## Record list

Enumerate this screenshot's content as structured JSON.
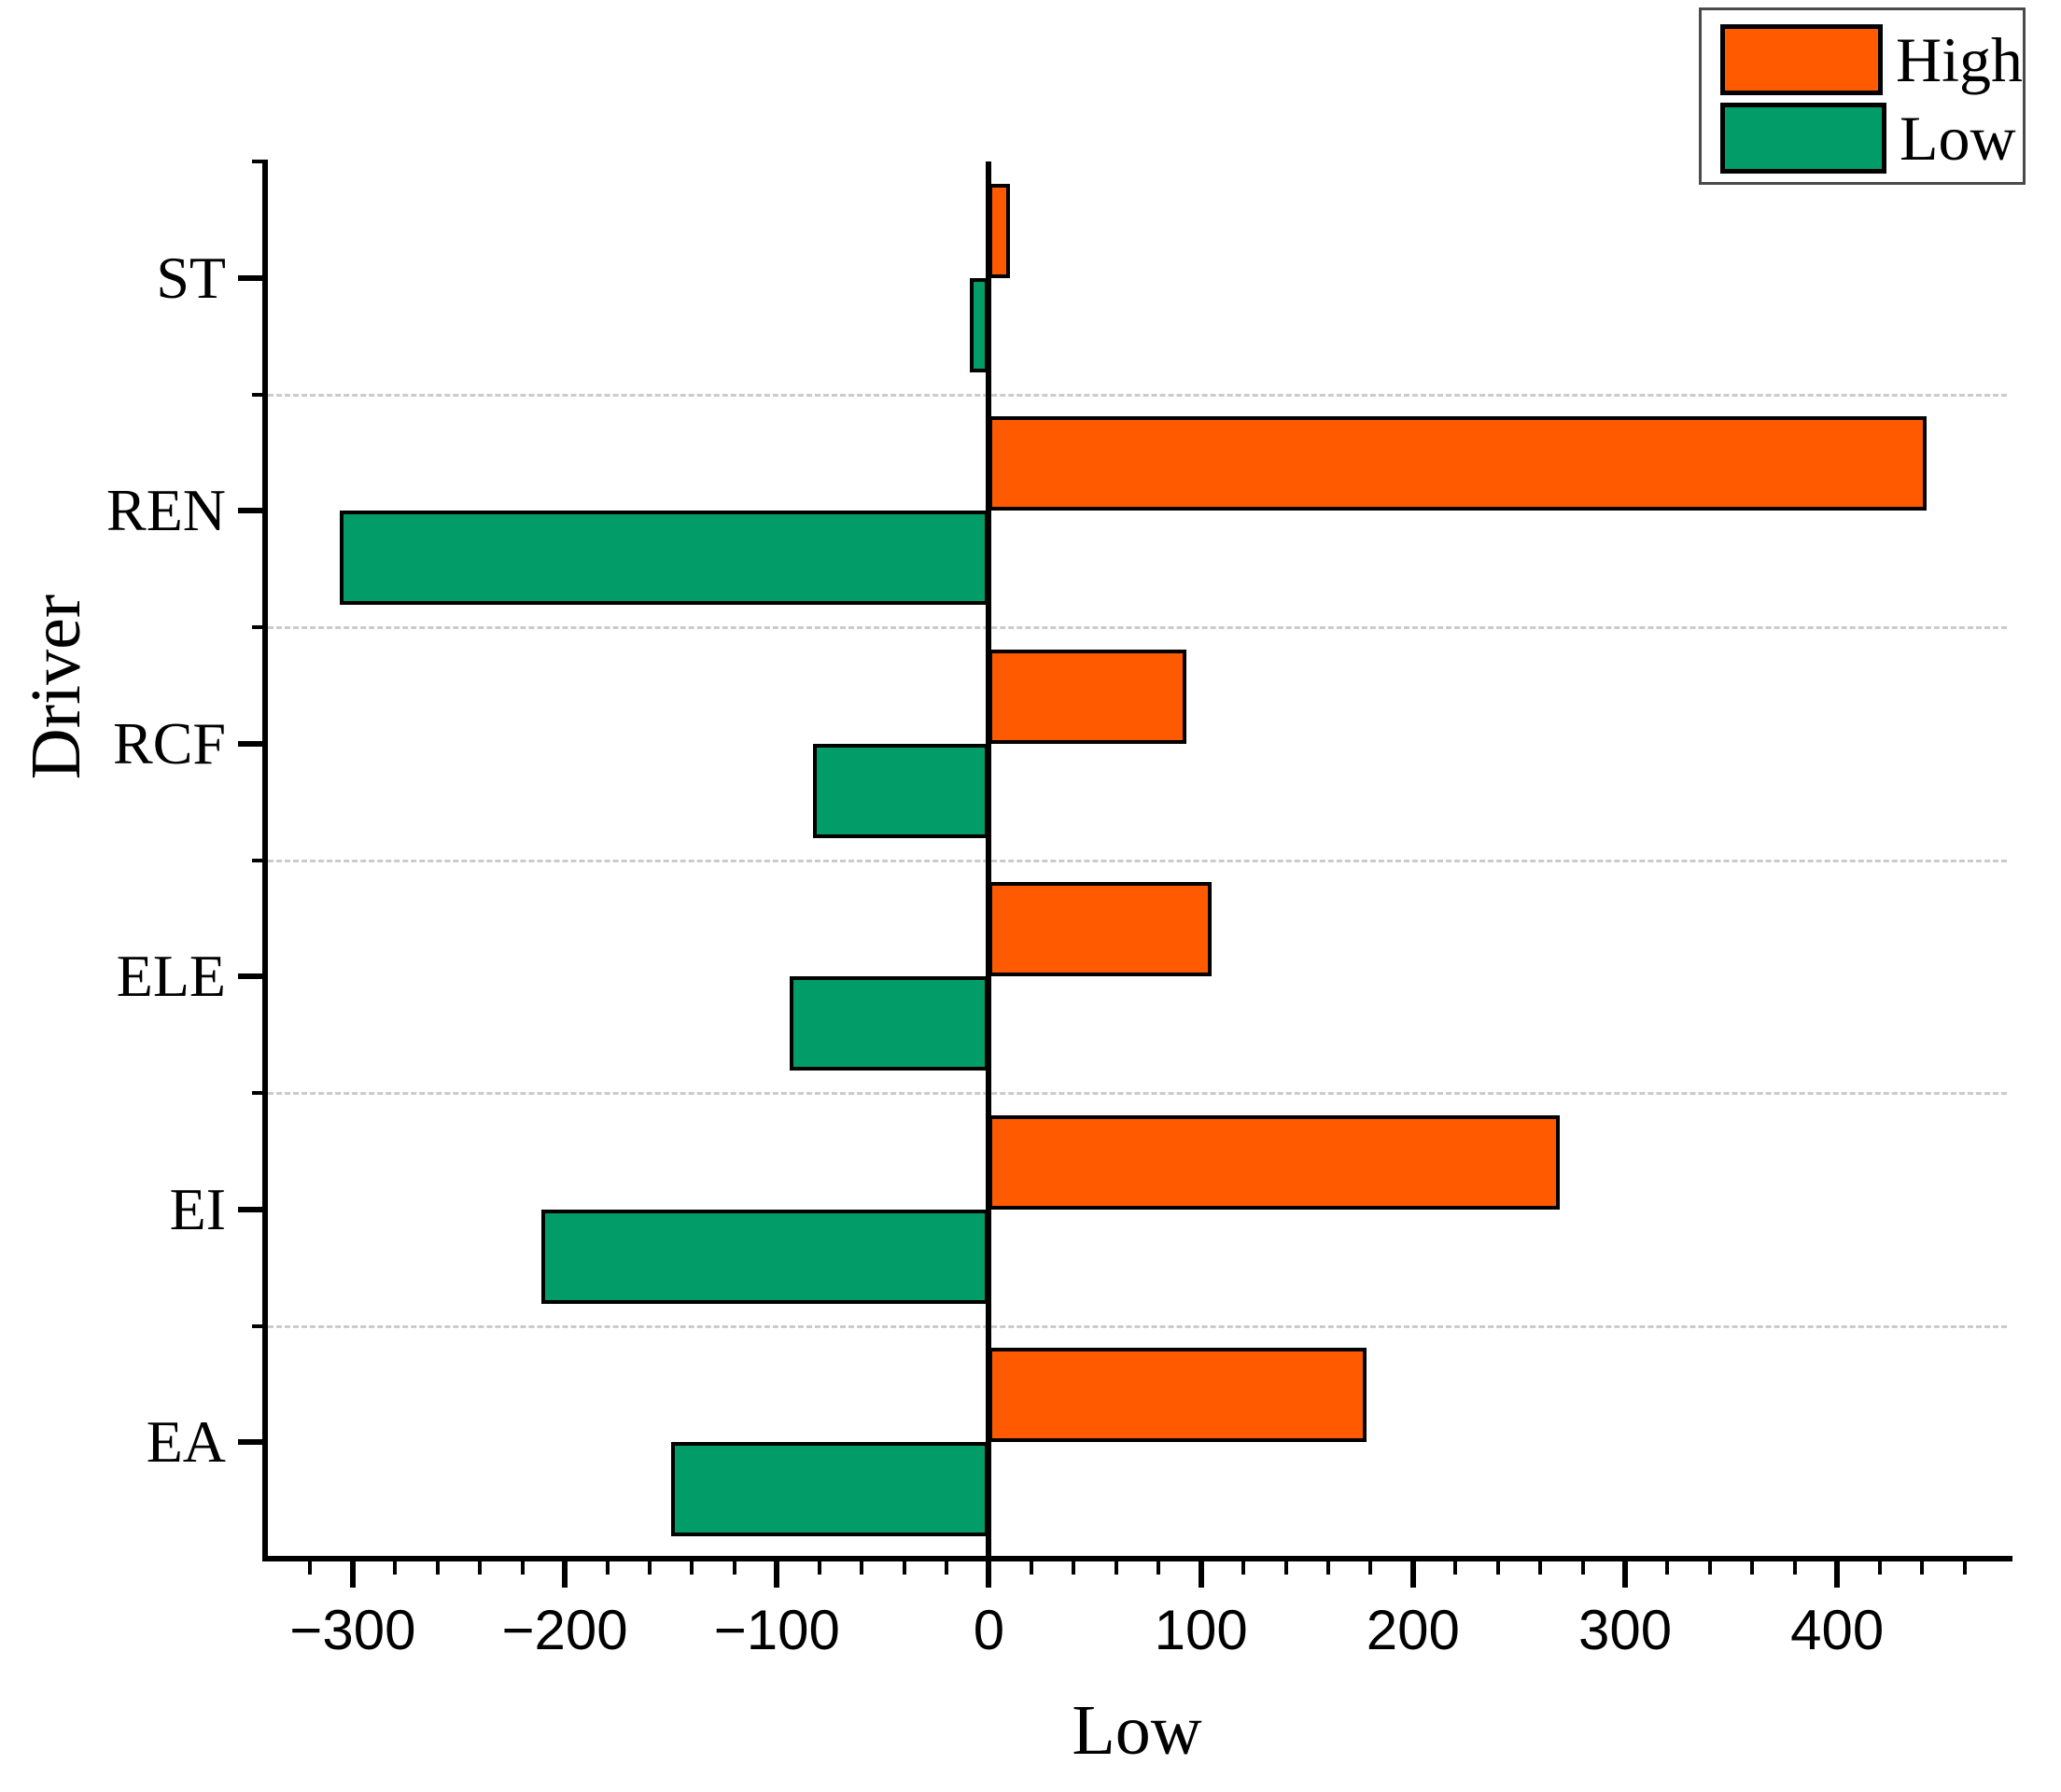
{
  "chart_data": {
    "type": "bar",
    "orientation": "horizontal",
    "title": "",
    "xlabel": "Low",
    "ylabel": "Driver",
    "categories": [
      "ST",
      "REN",
      "RCF",
      "ELE",
      "EI",
      "EA"
    ],
    "series": [
      {
        "name": "High",
        "color": "#FF5A00",
        "values": [
          10,
          442,
          93,
          105,
          269,
          178
        ]
      },
      {
        "name": "Low",
        "color": "#029C69",
        "values": [
          -9,
          -306,
          -83,
          -94,
          -211,
          -150
        ]
      }
    ],
    "xlim": [
      -340,
      480
    ],
    "x_major_ticks": [
      -300,
      -200,
      -100,
      0,
      100,
      200,
      300,
      400
    ],
    "x_minor_step": 20,
    "grid": "horizontal-dashed",
    "gridline_color": "#cbcbcb",
    "axis_color": "#000000",
    "bar_border_color": "#000000",
    "legend_position": "top-right"
  }
}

## What you need to do
Return each line exactly as written. Any picture gets left out.

## Output
Enumerate this screenshot's content as structured JSON.
{
  "chart_data": {
    "type": "bar",
    "orientation": "horizontal",
    "title": "",
    "xlabel": "Low",
    "ylabel": "Driver",
    "categories": [
      "ST",
      "REN",
      "RCF",
      "ELE",
      "EI",
      "EA"
    ],
    "series": [
      {
        "name": "High",
        "color": "#FF5A00",
        "values": [
          10,
          442,
          93,
          105,
          269,
          178
        ]
      },
      {
        "name": "Low",
        "color": "#029C69",
        "values": [
          -9,
          -306,
          -83,
          -94,
          -211,
          -150
        ]
      }
    ],
    "xlim": [
      -340,
      480
    ],
    "x_major_ticks": [
      -300,
      -200,
      -100,
      0,
      100,
      200,
      300,
      400
    ],
    "x_minor_step": 20,
    "grid": "horizontal-dashed",
    "gridline_color": "#cbcbcb",
    "axis_color": "#000000",
    "bar_border_color": "#000000",
    "legend_position": "top-right"
  }
}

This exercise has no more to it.